Set exercise
Write out all records as given; omit images.

— START Records to process —

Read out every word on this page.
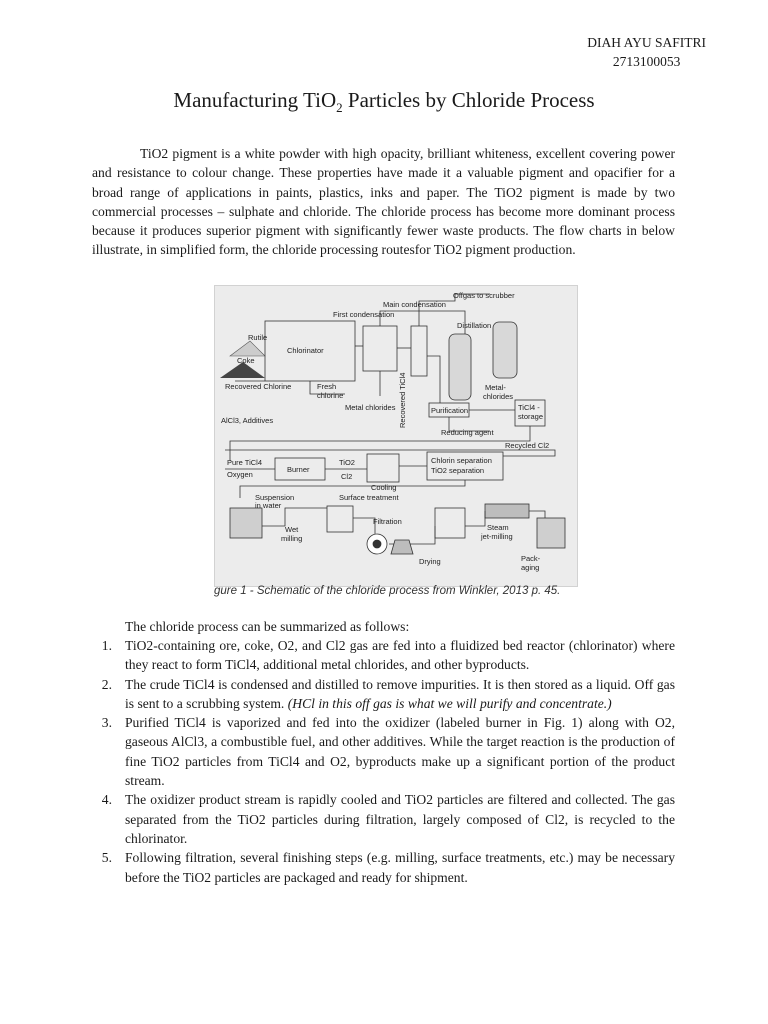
DIAH AYU SAFITRI
2713100053
Manufacturing TiO$_2$ Particles by Chloride Process

TiO2 pigment is a white powder with high opacity, brilliant whiteness, excellent covering power and resistance to colour change. These properties have made it a valuable pigment and opacifier for a broad range of applications in paints, plastics, inks and paper. The TiO2 pigment is made by two commercial processes – sulphate and chloride. The chloride process has become more dominant process because it produces superior pigment with significantly fewer waste products. The flow charts in below illustrate, in simplified form, the chloride processing routesfor TiO2 pigment production.

Rutile
Coke
Chlorinator
First condensation
Main condensation
Offgas to scrubber
Distillation
Recovered TiCl4
Recovered Chlorine	Fresh
chlorine
Metal chlorides
Metal-
chlorides
Purification	TiCl4 -
storage
Reducing agent
AlCl3, Additives
Recycled Cl2
Pure TiCl4
Oxygen
Burner
TiO2
Cl2
Cooling
Chlorin separation
TiO2 separation
Suspension
in water
Surface treatment
Wet
milling
Filtration
Drying
Steam
jet-milling
Pack-
aging
gure 1 - Schematic of the chloride process from Winkler, 2013 p. 45.
The chloride process can be summarized as follows:
1. TiO2-containing ore, coke, O2, and Cl2 gas are fed into a fluidized bed reactor (chlorinator) where they react to form TiCl4, additional metal chlorides, and other byproducts.
2. The crude TiCl4 is condensed and distilled to remove impurities. It is then stored as a liquid. Off gas is sent to a scrubbing system. (HCl in this off gas is what we will purify and concentrate.)
3. Purified TiCl4 is vaporized and fed into the oxidizer (labeled burner in Fig. 1) along with O2, gaseous AlCl3, a combustible fuel, and other additives. While the target reaction is the production of fine TiO2 particles from TiCl4 and O2, byproducts make up a significant portion of the product stream.
4. The oxidizer product stream is rapidly cooled and TiO2 particles are filtered and collected. The gas separated from the TiO2 particles during filtration, largely composed of Cl2, is recycled to the chlorinator.
5. Following filtration, several finishing steps (e.g. milling, surface treatments, etc.) may be necessary before the TiO2 particles are packaged and ready for shipment.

— END Records to process —

Solution to the problem
Read out every word on this page.
DIAH AYU SAFITRI
2713100053
Manufacturing TiO$_2$ Particles by Chloride Process

TiO2 pigment is a white powder with high opacity, brilliant whiteness, excellent covering power and resistance to colour change. These properties have made it a valuable pigment and opacifier for a broad range of applications in paints, plastics, inks and paper. The TiO2 pigment is made by two commercial processes – sulphate and chloride. The chloride process has become more dominant process because it produces superior pigment with significantly fewer waste products. The flow charts in below illustrate, in simplified form, the chloride processing routesfor TiO2 pigment production.

Rutile
Coke
Chlorinator
First condensation
Main condensation
Offgas to scrubber
Distillation
Recovered TiCl4
Recovered Chlorine	Fresh
chlorine
Metal chlorides
Metal-
chlorides
Purification	TiCl4 -
storage
Reducing agent
AlCl3, Additives
Recycled Cl2
Pure TiCl4
Oxygen
Burner
TiO2
Cl2
Cooling
Chlorin separation
TiO2 separation
Suspension
in water
Surface treatment
Wet
milling
Filtration
Drying
Steam
jet-milling
Pack-
aging
gure 1 - Schematic of the chloride process from Winkler, 2013 p. 45.
The chloride process can be summarized as follows:
1. TiO2-containing ore, coke, O2, and Cl2 gas are fed into a fluidized bed reactor (chlorinator) where they react to form TiCl4, additional metal chlorides, and other byproducts.
2. The crude TiCl4 is condensed and distilled to remove impurities. It is then stored as a liquid. Off gas is sent to a scrubbing system. (HCl in this off gas is what we will purify and concentrate.)
3. Purified TiCl4 is vaporized and fed into the oxidizer (labeled burner in Fig. 1) along with O2, gaseous AlCl3, a combustible fuel, and other additives. While the target reaction is the production of fine TiO2 particles from TiCl4 and O2, byproducts make up a significant portion of the product stream.
4. The oxidizer product stream is rapidly cooled and TiO2 particles are filtered and collected. The gas separated from the TiO2 particles during filtration, largely composed of Cl2, is recycled to the chlorinator.
5. Following filtration, several finishing steps (e.g. milling, surface treatments, etc.) may be necessary before the TiO2 particles are packaged and ready for shipment.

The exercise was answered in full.